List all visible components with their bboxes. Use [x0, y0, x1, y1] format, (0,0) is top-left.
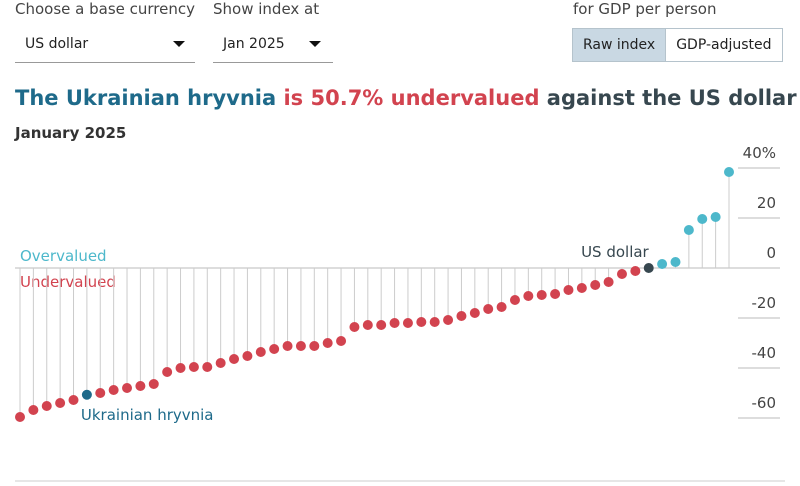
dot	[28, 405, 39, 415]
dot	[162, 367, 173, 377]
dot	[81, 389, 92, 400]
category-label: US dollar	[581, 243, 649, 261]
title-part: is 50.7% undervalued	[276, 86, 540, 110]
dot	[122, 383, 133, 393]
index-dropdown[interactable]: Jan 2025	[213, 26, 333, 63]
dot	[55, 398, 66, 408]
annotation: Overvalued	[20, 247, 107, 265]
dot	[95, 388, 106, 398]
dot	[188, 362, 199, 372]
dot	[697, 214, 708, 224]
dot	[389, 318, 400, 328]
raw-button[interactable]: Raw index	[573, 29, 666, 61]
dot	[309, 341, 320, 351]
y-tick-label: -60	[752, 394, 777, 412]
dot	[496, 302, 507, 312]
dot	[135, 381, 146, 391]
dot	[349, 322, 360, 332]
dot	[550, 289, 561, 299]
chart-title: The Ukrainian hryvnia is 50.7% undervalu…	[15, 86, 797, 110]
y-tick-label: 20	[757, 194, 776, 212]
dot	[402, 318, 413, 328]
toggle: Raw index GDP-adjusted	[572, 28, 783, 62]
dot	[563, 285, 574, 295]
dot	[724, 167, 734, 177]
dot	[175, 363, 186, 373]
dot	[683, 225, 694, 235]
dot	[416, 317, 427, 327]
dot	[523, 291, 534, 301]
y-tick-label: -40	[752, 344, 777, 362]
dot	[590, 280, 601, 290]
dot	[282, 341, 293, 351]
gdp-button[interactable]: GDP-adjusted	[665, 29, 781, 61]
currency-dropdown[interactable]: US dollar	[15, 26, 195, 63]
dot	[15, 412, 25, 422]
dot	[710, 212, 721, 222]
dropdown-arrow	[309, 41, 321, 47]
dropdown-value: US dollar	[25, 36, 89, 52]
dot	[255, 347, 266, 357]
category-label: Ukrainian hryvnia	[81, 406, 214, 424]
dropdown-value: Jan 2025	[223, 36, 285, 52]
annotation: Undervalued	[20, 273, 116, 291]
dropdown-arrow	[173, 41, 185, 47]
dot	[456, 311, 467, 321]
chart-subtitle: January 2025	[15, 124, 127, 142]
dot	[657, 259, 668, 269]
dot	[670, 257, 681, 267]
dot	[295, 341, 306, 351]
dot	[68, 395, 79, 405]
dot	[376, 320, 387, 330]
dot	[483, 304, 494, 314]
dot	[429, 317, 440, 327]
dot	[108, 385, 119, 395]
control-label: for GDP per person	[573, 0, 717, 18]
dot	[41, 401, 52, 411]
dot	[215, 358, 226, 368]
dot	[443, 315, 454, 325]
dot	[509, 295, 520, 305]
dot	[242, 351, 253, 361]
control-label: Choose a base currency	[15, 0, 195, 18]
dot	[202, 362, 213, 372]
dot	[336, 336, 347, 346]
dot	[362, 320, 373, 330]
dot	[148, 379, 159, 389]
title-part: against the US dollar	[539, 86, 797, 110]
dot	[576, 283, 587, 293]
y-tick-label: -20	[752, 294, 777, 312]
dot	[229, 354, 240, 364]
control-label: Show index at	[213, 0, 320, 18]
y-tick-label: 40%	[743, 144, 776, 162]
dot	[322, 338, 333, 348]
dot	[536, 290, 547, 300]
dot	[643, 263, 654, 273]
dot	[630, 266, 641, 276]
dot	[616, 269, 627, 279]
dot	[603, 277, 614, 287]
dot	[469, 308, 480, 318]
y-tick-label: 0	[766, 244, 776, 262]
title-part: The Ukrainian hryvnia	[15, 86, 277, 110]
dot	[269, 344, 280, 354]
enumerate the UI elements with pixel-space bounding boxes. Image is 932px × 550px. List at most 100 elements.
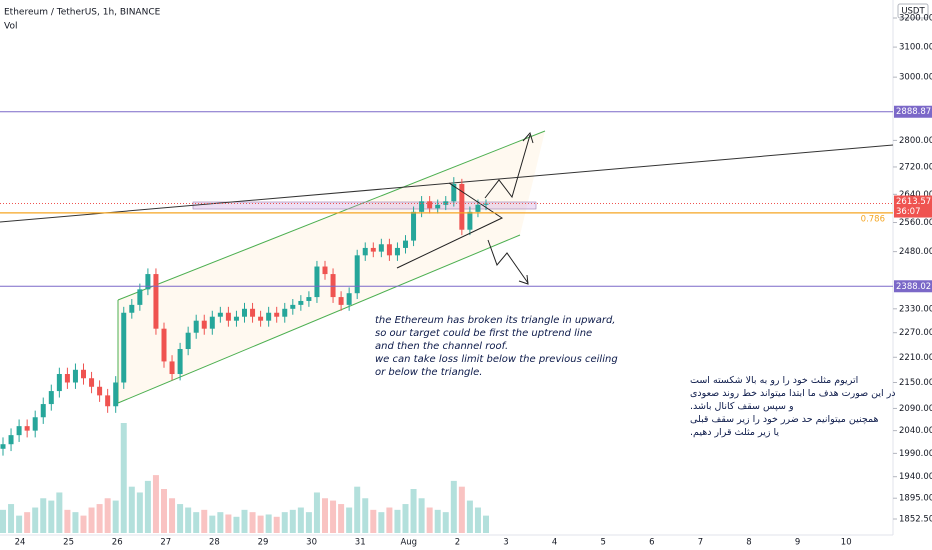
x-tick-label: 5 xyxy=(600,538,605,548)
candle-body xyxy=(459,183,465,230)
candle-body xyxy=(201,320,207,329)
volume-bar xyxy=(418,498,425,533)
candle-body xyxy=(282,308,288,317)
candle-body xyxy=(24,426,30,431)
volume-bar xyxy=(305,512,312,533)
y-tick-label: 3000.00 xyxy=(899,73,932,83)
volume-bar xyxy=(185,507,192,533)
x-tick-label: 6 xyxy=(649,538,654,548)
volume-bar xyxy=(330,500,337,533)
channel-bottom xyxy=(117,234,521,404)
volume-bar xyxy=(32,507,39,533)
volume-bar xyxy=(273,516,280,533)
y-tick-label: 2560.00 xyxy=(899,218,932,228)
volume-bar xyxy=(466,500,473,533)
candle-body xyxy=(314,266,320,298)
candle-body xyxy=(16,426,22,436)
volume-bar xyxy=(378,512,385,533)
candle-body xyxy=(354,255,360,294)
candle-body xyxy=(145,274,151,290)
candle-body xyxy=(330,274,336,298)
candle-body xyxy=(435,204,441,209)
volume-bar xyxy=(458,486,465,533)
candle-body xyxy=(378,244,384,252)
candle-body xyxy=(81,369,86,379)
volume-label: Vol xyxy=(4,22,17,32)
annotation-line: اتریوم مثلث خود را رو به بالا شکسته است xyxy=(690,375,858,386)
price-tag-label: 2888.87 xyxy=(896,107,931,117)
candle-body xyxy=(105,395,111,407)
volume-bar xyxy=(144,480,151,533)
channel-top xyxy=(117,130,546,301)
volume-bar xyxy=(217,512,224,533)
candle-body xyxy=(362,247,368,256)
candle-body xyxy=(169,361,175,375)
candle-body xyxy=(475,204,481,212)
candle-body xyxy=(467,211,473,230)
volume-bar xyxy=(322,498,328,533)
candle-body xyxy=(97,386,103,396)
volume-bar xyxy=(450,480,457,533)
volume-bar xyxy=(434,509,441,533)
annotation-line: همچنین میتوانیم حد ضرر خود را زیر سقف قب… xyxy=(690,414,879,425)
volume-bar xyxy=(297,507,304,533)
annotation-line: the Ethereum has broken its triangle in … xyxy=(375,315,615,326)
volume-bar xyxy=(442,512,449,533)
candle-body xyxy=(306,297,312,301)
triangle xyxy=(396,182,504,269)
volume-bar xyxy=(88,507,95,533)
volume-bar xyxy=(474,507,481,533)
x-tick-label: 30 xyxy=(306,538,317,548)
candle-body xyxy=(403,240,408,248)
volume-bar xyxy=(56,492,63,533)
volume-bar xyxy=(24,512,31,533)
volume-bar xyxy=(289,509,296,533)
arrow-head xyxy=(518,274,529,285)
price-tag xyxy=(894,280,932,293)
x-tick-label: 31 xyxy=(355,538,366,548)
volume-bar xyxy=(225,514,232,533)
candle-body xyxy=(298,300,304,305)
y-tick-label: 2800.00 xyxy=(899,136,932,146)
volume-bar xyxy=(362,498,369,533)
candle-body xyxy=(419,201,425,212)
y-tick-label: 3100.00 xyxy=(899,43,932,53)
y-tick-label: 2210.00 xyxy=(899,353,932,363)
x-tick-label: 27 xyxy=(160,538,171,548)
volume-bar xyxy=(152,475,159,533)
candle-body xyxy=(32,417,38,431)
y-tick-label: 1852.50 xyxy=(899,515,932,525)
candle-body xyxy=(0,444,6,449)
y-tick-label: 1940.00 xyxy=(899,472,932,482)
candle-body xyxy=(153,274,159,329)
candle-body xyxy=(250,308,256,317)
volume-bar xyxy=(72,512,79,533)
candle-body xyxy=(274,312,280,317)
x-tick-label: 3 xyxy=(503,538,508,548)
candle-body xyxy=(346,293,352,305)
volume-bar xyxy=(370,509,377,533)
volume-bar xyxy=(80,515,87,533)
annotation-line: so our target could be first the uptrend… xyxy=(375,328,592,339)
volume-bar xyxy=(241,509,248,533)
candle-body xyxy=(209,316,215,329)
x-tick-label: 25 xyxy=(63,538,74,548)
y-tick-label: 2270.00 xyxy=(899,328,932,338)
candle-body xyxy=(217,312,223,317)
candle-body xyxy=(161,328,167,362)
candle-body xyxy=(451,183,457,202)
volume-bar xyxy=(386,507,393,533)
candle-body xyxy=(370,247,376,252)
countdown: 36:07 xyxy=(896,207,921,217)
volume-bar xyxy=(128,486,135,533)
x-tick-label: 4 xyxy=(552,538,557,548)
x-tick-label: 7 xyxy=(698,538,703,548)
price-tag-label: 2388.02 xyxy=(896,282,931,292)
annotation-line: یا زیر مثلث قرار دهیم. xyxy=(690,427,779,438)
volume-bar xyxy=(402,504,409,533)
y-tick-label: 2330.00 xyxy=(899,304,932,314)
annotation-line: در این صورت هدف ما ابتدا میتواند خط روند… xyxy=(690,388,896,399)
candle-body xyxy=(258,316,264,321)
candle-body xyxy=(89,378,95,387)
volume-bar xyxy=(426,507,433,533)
# # # # # # #
- **Task to carry out**: Convert the part of the material that opens with the line containing "x-tick-label: 5 xyxy=(600,538,605,548)" and closes with the line containing "volume-bar xyxy=(32,507,39,533)", both included, into a numbered list with blank lines left out.

- **Complete output**:
1. x-tick-label: 5 xyxy=(600,538,605,548)
2. candle-body xyxy=(459,183,465,230)
3. candle-body xyxy=(201,320,207,329)
4. volume-bar xyxy=(418,498,425,533)
5. candle-body xyxy=(282,308,288,317)
6. candle-body xyxy=(24,426,30,431)
7. volume-bar xyxy=(305,512,312,533)
8. y-tick-label: 3000.00 xyxy=(899,73,932,83)
9. volume-bar xyxy=(185,507,192,533)
10. x-tick-label: 6 xyxy=(649,538,654,548)
11. volume-bar xyxy=(330,500,337,533)
12. channel-bottom xyxy=(117,234,521,404)
13. volume-bar xyxy=(32,507,39,533)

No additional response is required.